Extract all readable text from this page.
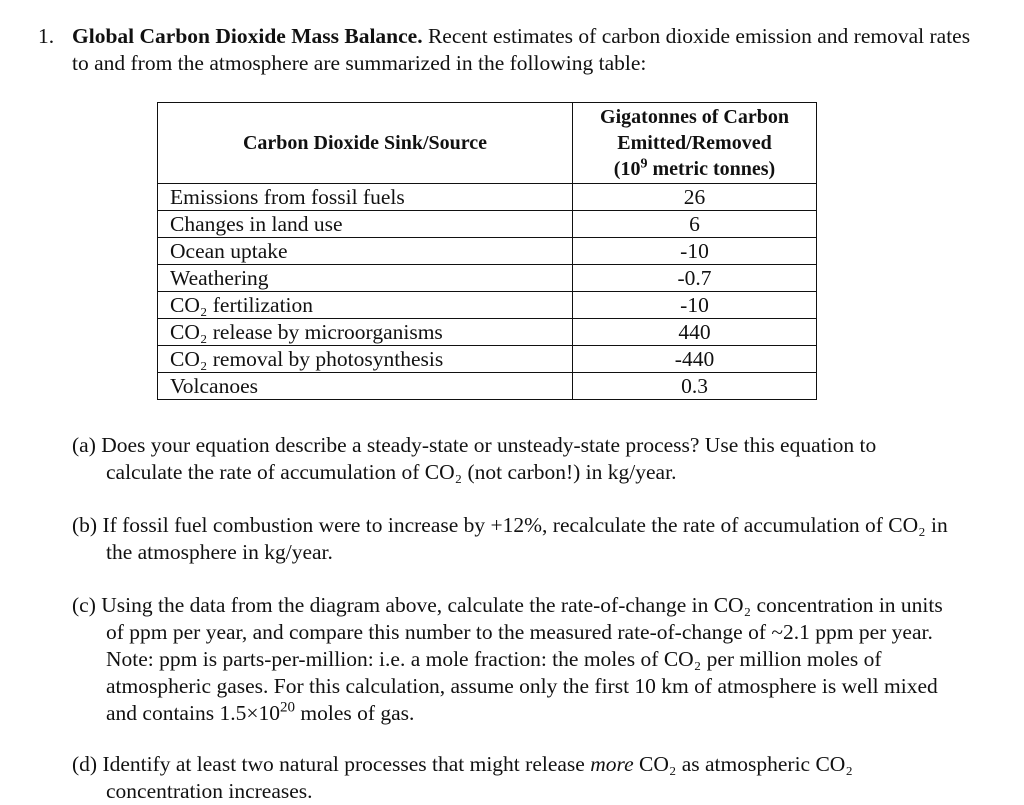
1. Global Carbon Dioxide Mass Balance. Recent estimates of carbon dioxide emission and removal rates to and from the atmosphere are summarized in the following table:
Carbon Dioxide Sink/Source	Gigatonnes of Carbon
Emitted/Removed
($10^9$ metric tonnes)
Emissions from fossil fuels	26
Changes in land use	6
Ocean uptake	-10
Weathering	-0.7
CO₂ fertilization	-10
CO₂ release by microorganisms	440
CO₂ removal by photosynthesis	-440
Volcanoes	0.3
(a) Does your equation describe a steady-state or unsteady-state process? Use this equation to calculate the rate of accumulation of CO₂ (not carbon!) in kg/year.
(b) If fossil fuel combustion were to increase by +12%, recalculate the rate of accumulation of CO₂ in the atmosphere in kg/year.
(c) Using the data from the diagram above, calculate the rate-of-change in CO₂ concentration in units of ppm per year, and compare this number to the measured rate-of-change of ~2.1 ppm per year. Note: ppm is parts-per-million: i.e. a mole fraction: the moles of CO₂ per million moles of atmospheric gases. For this calculation, assume only the first 10 km of atmosphere is well mixed and contains $1.5\times 10^{20}$ moles of gas.
(d) Identify at least two natural processes that might release more CO₂ as atmospheric CO₂ concentration increases.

++++

▶ [WHAT THE EXERCISE ASKS]:
Filter lines by "fossil" and return each hit.

▶ [WRITTEN ANSWER]:
Emissions from fossil fuels	26
(b) If fossil fuel combustion were to increase by +12%, recalculate the rate of accumulation of CO₂ in the atmosphere in kg/year.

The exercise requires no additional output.